** START **

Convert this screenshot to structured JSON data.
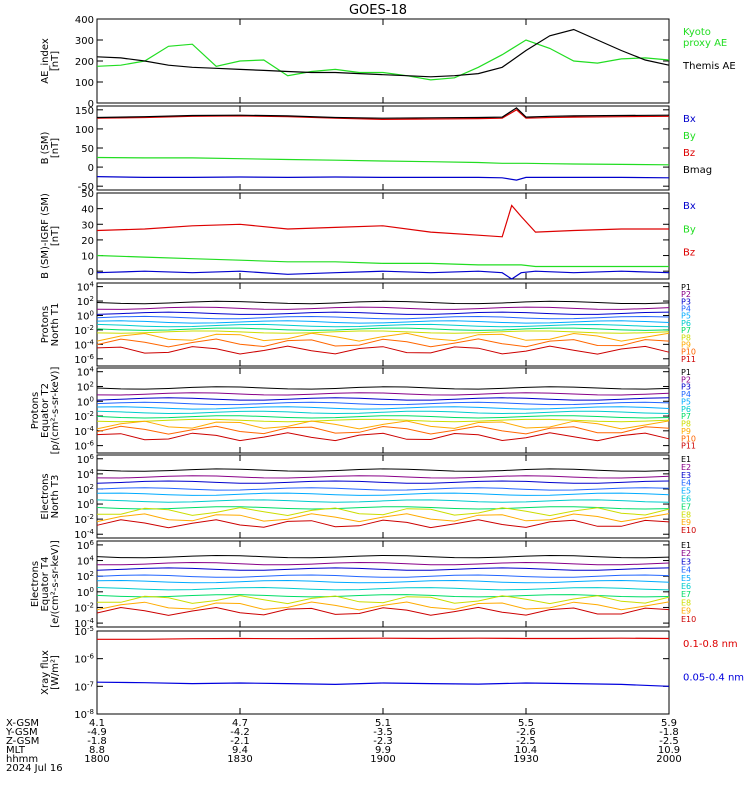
{
  "title": "GOES-18",
  "colors": {
    "black": "#000000",
    "red": "#dd0000",
    "green": "#22dd22",
    "blue": "#0000cc",
    "lime": "#00ee00",
    "xray_red": "#dd0000",
    "xray_blue": "#0000dd",
    "protons": [
      "#000000",
      "#880088",
      "#0000cc",
      "#2266ff",
      "#00aaff",
      "#00cccc",
      "#00dd66",
      "#ccdd00",
      "#ffaa00",
      "#ff6600",
      "#cc0000"
    ],
    "electrons": [
      "#000000",
      "#880088",
      "#0000cc",
      "#2266ff",
      "#00aaff",
      "#00cccc",
      "#00dd66",
      "#ccdd00",
      "#ffaa00",
      "#cc0000"
    ]
  },
  "chart_data": [
    {
      "type": "line",
      "id": "ae",
      "ylabel": "AE_index\n[nT]",
      "ylim": [
        0,
        400
      ],
      "yticks": [
        "400",
        "300",
        "200",
        "100",
        "0"
      ],
      "x": [
        1800,
        1805,
        1810,
        1815,
        1820,
        1825,
        1830,
        1835,
        1840,
        1845,
        1850,
        1855,
        1900,
        1905,
        1910,
        1915,
        1920,
        1925,
        1930,
        1935,
        1940,
        1945,
        1950,
        1955,
        2000
      ],
      "series": [
        {
          "name": "Kyoto\nproxy AE",
          "color": "#22dd22",
          "values": [
            175,
            180,
            200,
            270,
            280,
            175,
            200,
            205,
            130,
            150,
            160,
            145,
            145,
            130,
            110,
            120,
            170,
            230,
            300,
            260,
            200,
            190,
            210,
            215,
            205
          ]
        },
        {
          "name": "Themis AE",
          "color": "#000000",
          "values": [
            220,
            215,
            200,
            180,
            170,
            165,
            160,
            155,
            150,
            145,
            145,
            140,
            135,
            130,
            125,
            130,
            140,
            170,
            250,
            320,
            350,
            300,
            250,
            205,
            180
          ]
        }
      ],
      "legend_side": "right"
    },
    {
      "type": "line",
      "id": "bsm",
      "ylabel": "B (SM)\n[nT]",
      "ylim": [
        -60,
        160
      ],
      "yticks": [
        "150",
        "100",
        "50",
        "0",
        "-50"
      ],
      "x": [
        1800,
        1810,
        1820,
        1830,
        1840,
        1850,
        1900,
        1910,
        1920,
        1925,
        1928,
        1930,
        1935,
        1940,
        1950,
        2000
      ],
      "series": [
        {
          "name": "Bx",
          "color": "#0000cc",
          "values": [
            -25,
            -27,
            -27,
            -26,
            -27,
            -26,
            -27,
            -27,
            -27,
            -28,
            -34,
            -27,
            -27,
            -27,
            -27,
            -28
          ]
        },
        {
          "name": "By",
          "color": "#22dd22",
          "values": [
            25,
            24,
            24,
            22,
            20,
            18,
            16,
            14,
            12,
            10,
            10,
            10,
            9,
            8,
            7,
            6
          ]
        },
        {
          "name": "Bz",
          "color": "#dd0000",
          "values": [
            128,
            130,
            133,
            134,
            132,
            128,
            125,
            126,
            127,
            128,
            150,
            128,
            130,
            131,
            132,
            133
          ]
        },
        {
          "name": "Bmag",
          "color": "#000000",
          "values": [
            130,
            132,
            135,
            136,
            134,
            130,
            128,
            129,
            130,
            131,
            155,
            131,
            133,
            134,
            135,
            136
          ]
        }
      ]
    },
    {
      "type": "line",
      "id": "bigrf",
      "ylabel": "B (SM)-IGRF (SM)\n[nT]",
      "ylim": [
        -5,
        50
      ],
      "yticks": [
        "50",
        "40",
        "30",
        "20",
        "10",
        "0"
      ],
      "x": [
        1800,
        1810,
        1820,
        1830,
        1840,
        1850,
        1900,
        1910,
        1920,
        1925,
        1927,
        1929,
        1932,
        1940,
        1950,
        2000
      ],
      "series": [
        {
          "name": "Bx",
          "color": "#0000cc",
          "values": [
            -1,
            0,
            -1,
            0,
            -2,
            -1,
            0,
            -1,
            0,
            -1,
            -5,
            -1,
            0,
            -1,
            0,
            -1
          ]
        },
        {
          "name": "By",
          "color": "#22dd22",
          "values": [
            10,
            9,
            8,
            7,
            6,
            6,
            5,
            5,
            4,
            4,
            4,
            4,
            3,
            3,
            3,
            3
          ]
        },
        {
          "name": "Bz",
          "color": "#dd0000",
          "values": [
            26,
            27,
            29,
            30,
            27,
            28,
            29,
            25,
            23,
            22,
            42,
            35,
            25,
            26,
            27,
            27
          ]
        }
      ]
    },
    {
      "type": "line",
      "id": "protons_north",
      "ylabel": "Protons\nNorth T1",
      "scale": "log",
      "ylim_log": [
        -7,
        4.5
      ],
      "yticks": [
        "10^4",
        "10^2",
        "10^0",
        "10^-2",
        "10^-4",
        "10^-6"
      ],
      "labels": [
        "P1",
        "P2",
        "P3",
        "P4",
        "P5",
        "P6",
        "P7",
        "P8",
        "P9",
        "P10",
        "P11"
      ],
      "levels_log": [
        1.8,
        1.0,
        0.3,
        -0.3,
        -0.9,
        -1.4,
        -1.9,
        -2.3,
        -3.0,
        -3.8,
        -4.8
      ]
    },
    {
      "type": "line",
      "id": "protons_equator",
      "ylabel": "Protons\nEquator T2\n[p/(cm²-s-sr-keV)]",
      "scale": "log",
      "ylim_log": [
        -7,
        4.5
      ],
      "yticks": [
        "10^4",
        "10^2",
        "10^0",
        "10^-2",
        "10^-4",
        "10^-6"
      ],
      "labels": [
        "P1",
        "P2",
        "P3",
        "P4",
        "P5",
        "P6",
        "P7",
        "P8",
        "P9",
        "P10",
        "P11"
      ],
      "levels_log": [
        1.8,
        1.0,
        0.3,
        -0.3,
        -0.9,
        -1.5,
        -2.1,
        -2.6,
        -3.2,
        -3.9,
        -4.8
      ]
    },
    {
      "type": "line",
      "id": "electrons_north",
      "ylabel": "Electrons\nNorth T3",
      "scale": "log",
      "ylim_log": [
        -4.5,
        6.5
      ],
      "yticks": [
        "10^6",
        "10^4",
        "10^2",
        "10^0",
        "10^-2",
        "10^-4"
      ],
      "labels": [
        "E1",
        "E2",
        "E3",
        "E4",
        "E5",
        "E6",
        "E7",
        "E8",
        "E9",
        "E10"
      ],
      "levels_log": [
        4.5,
        3.6,
        2.9,
        2.0,
        1.3,
        0.4,
        -0.5,
        -1.0,
        -1.8,
        -2.6
      ]
    },
    {
      "type": "line",
      "id": "electrons_equator",
      "ylabel": "Electrons\nEquator T4\n[e/(cm²-s-sr-keV)]",
      "scale": "log",
      "ylim_log": [
        -4.5,
        6.5
      ],
      "yticks": [
        "10^6",
        "10^4",
        "10^2",
        "10^0",
        "10^-2",
        "10^-4"
      ],
      "labels": [
        "E1",
        "E2",
        "E3",
        "E4",
        "E5",
        "E6",
        "E7",
        "E8",
        "E9",
        "E10"
      ],
      "levels_log": [
        4.5,
        3.6,
        2.9,
        2.0,
        1.3,
        0.4,
        -0.5,
        -1.0,
        -1.8,
        -2.5
      ]
    },
    {
      "type": "line",
      "id": "xray",
      "ylabel": "Xray flux\n[W/m²]",
      "scale": "log",
      "ylim_log": [
        -8,
        -5
      ],
      "yticks": [
        "10^-5",
        "10^-6",
        "10^-7",
        "10^-8"
      ],
      "x": [
        1800,
        1810,
        1820,
        1830,
        1840,
        1850,
        1900,
        1910,
        1920,
        1930,
        1940,
        1950,
        2000
      ],
      "series": [
        {
          "name": "0.1-0.8 nm",
          "color": "#dd0000",
          "values_log": [
            -5.3,
            -5.3,
            -5.28,
            -5.27,
            -5.28,
            -5.27,
            -5.26,
            -5.27,
            -5.26,
            -5.27,
            -5.27,
            -5.26,
            -5.27
          ]
        },
        {
          "name": "0.05-0.4 nm",
          "color": "#0000dd",
          "values_log": [
            -6.85,
            -6.87,
            -6.9,
            -6.88,
            -6.9,
            -6.93,
            -6.88,
            -6.9,
            -6.92,
            -6.88,
            -6.9,
            -6.93,
            -7.0
          ]
        }
      ]
    }
  ],
  "xaxis": {
    "ticks": [
      1800,
      1830,
      1900,
      1930,
      2000
    ],
    "rows": [
      {
        "label": "X-GSM",
        "values": [
          "4.1",
          "4.7",
          "5.1",
          "5.5",
          "5.9"
        ]
      },
      {
        "label": "Y-GSM",
        "values": [
          "-4.9",
          "-4.2",
          "-3.5",
          "-2.6",
          "-1.8"
        ]
      },
      {
        "label": "Z-GSM",
        "values": [
          "-1.8",
          "-2.1",
          "-2.3",
          "-2.5",
          "-2.5"
        ]
      },
      {
        "label": "MLT",
        "values": [
          "8.8",
          "9.4",
          "9.9",
          "10.4",
          "10.9"
        ]
      },
      {
        "label": "hhmm",
        "values": [
          "1800",
          "1830",
          "1900",
          "1930",
          "2000"
        ]
      }
    ],
    "date": "2024 Jul 16"
  }
}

** END **

• [DIRECTIONS]: Determine the count of lines in the data above with the string "nNorth" in them, and give that count alone.

• [RESULT FOR THIS TASK]: 2